─── RECORDS FOR THE EXERCISE ───
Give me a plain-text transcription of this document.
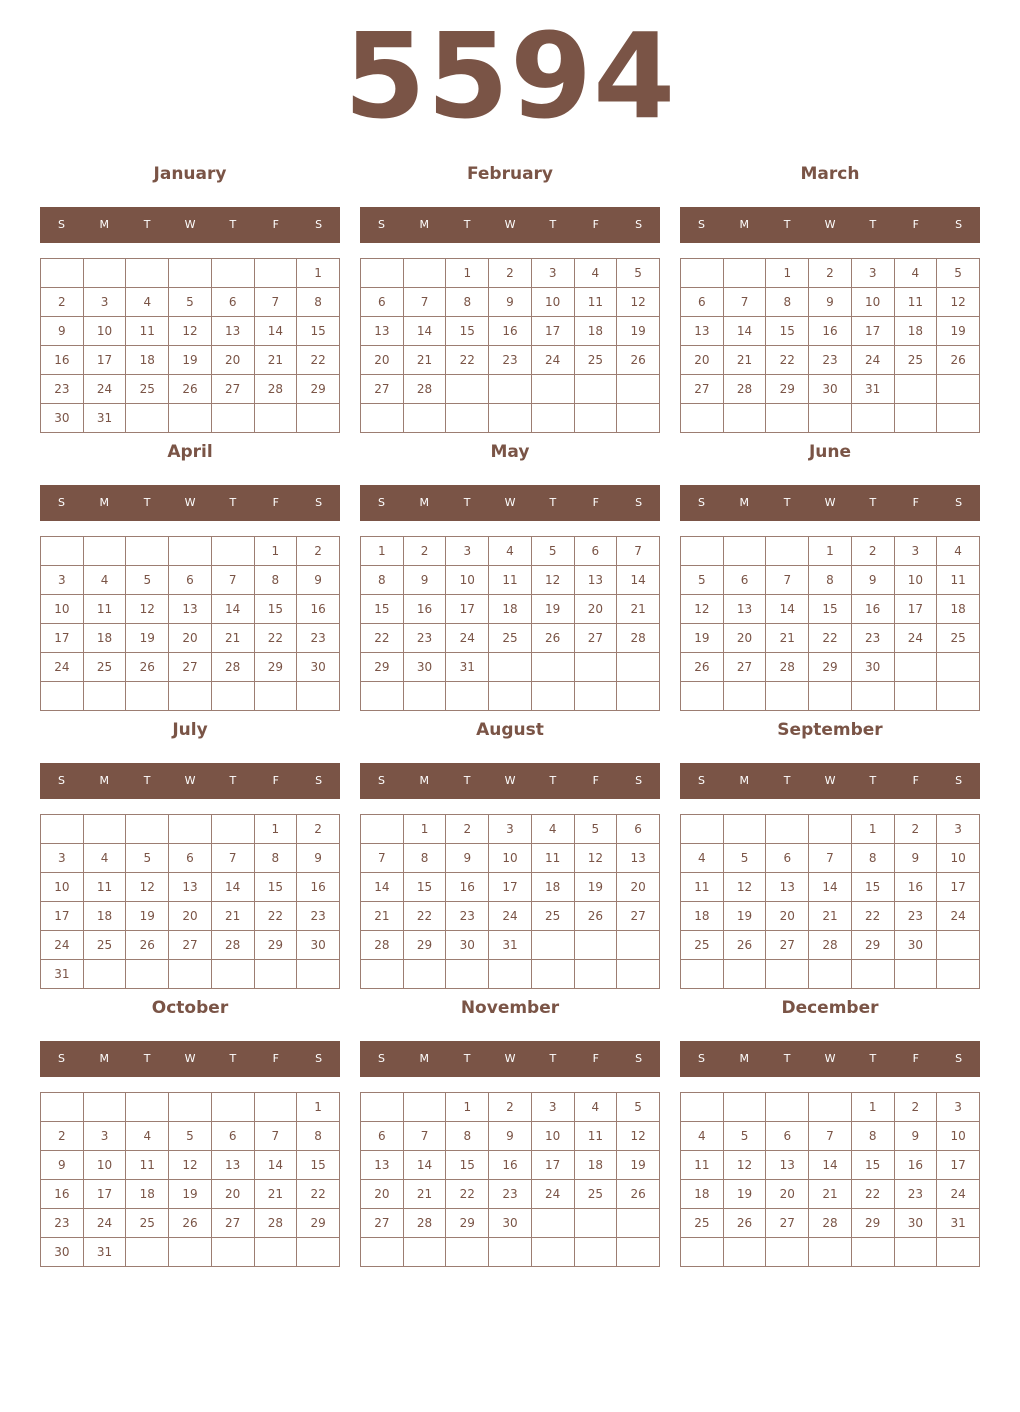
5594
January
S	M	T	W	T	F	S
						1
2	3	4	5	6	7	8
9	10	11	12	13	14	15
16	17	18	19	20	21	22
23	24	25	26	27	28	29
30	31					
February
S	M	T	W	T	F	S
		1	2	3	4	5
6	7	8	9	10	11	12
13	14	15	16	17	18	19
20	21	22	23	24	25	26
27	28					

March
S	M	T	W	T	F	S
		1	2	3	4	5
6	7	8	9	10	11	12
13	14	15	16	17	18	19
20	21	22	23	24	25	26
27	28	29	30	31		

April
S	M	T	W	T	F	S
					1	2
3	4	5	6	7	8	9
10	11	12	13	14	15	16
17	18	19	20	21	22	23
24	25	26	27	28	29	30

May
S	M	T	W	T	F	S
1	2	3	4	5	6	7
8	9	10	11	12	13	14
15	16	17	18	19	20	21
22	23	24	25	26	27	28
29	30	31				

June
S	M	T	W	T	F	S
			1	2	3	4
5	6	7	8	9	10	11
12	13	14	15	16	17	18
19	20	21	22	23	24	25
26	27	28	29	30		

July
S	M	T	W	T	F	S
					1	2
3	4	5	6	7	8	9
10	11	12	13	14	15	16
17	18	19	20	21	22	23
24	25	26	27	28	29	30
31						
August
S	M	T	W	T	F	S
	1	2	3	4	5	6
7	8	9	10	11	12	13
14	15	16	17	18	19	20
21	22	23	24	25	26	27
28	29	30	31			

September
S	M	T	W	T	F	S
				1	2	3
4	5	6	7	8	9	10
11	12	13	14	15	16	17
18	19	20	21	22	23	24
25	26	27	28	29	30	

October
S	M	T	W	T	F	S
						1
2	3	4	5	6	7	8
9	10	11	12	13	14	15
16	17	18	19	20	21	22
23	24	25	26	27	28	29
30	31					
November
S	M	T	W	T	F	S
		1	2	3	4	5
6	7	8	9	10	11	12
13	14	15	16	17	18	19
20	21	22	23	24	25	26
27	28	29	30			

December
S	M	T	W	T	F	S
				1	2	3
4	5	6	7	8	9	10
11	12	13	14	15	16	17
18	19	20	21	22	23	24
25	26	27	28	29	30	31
───
> [DO THIS]:
Copy the material exactly. Do not include the pictures.

> [EXERCISE OUTPUT]:
Give me a plain-text transcription of this document.
5594
January
S	M	T	W	T	F	S
						1
2	3	4	5	6	7	8
9	10	11	12	13	14	15
16	17	18	19	20	21	22
23	24	25	26	27	28	29
30	31					
February
S	M	T	W	T	F	S
		1	2	3	4	5
6	7	8	9	10	11	12
13	14	15	16	17	18	19
20	21	22	23	24	25	26
27	28					

March
S	M	T	W	T	F	S
		1	2	3	4	5
6	7	8	9	10	11	12
13	14	15	16	17	18	19
20	21	22	23	24	25	26
27	28	29	30	31		

April
S	M	T	W	T	F	S
					1	2
3	4	5	6	7	8	9
10	11	12	13	14	15	16
17	18	19	20	21	22	23
24	25	26	27	28	29	30

May
S	M	T	W	T	F	S
1	2	3	4	5	6	7
8	9	10	11	12	13	14
15	16	17	18	19	20	21
22	23	24	25	26	27	28
29	30	31				

June
S	M	T	W	T	F	S
			1	2	3	4
5	6	7	8	9	10	11
12	13	14	15	16	17	18
19	20	21	22	23	24	25
26	27	28	29	30		

July
S	M	T	W	T	F	S
					1	2
3	4	5	6	7	8	9
10	11	12	13	14	15	16
17	18	19	20	21	22	23
24	25	26	27	28	29	30
31						
August
S	M	T	W	T	F	S
	1	2	3	4	5	6
7	8	9	10	11	12	13
14	15	16	17	18	19	20
21	22	23	24	25	26	27
28	29	30	31			

September
S	M	T	W	T	F	S
				1	2	3
4	5	6	7	8	9	10
11	12	13	14	15	16	17
18	19	20	21	22	23	24
25	26	27	28	29	30	

October
S	M	T	W	T	F	S
						1
2	3	4	5	6	7	8
9	10	11	12	13	14	15
16	17	18	19	20	21	22
23	24	25	26	27	28	29
30	31					
November
S	M	T	W	T	F	S
		1	2	3	4	5
6	7	8	9	10	11	12
13	14	15	16	17	18	19
20	21	22	23	24	25	26
27	28	29	30			

December
S	M	T	W	T	F	S
				1	2	3
4	5	6	7	8	9	10
11	12	13	14	15	16	17
18	19	20	21	22	23	24
25	26	27	28	29	30	31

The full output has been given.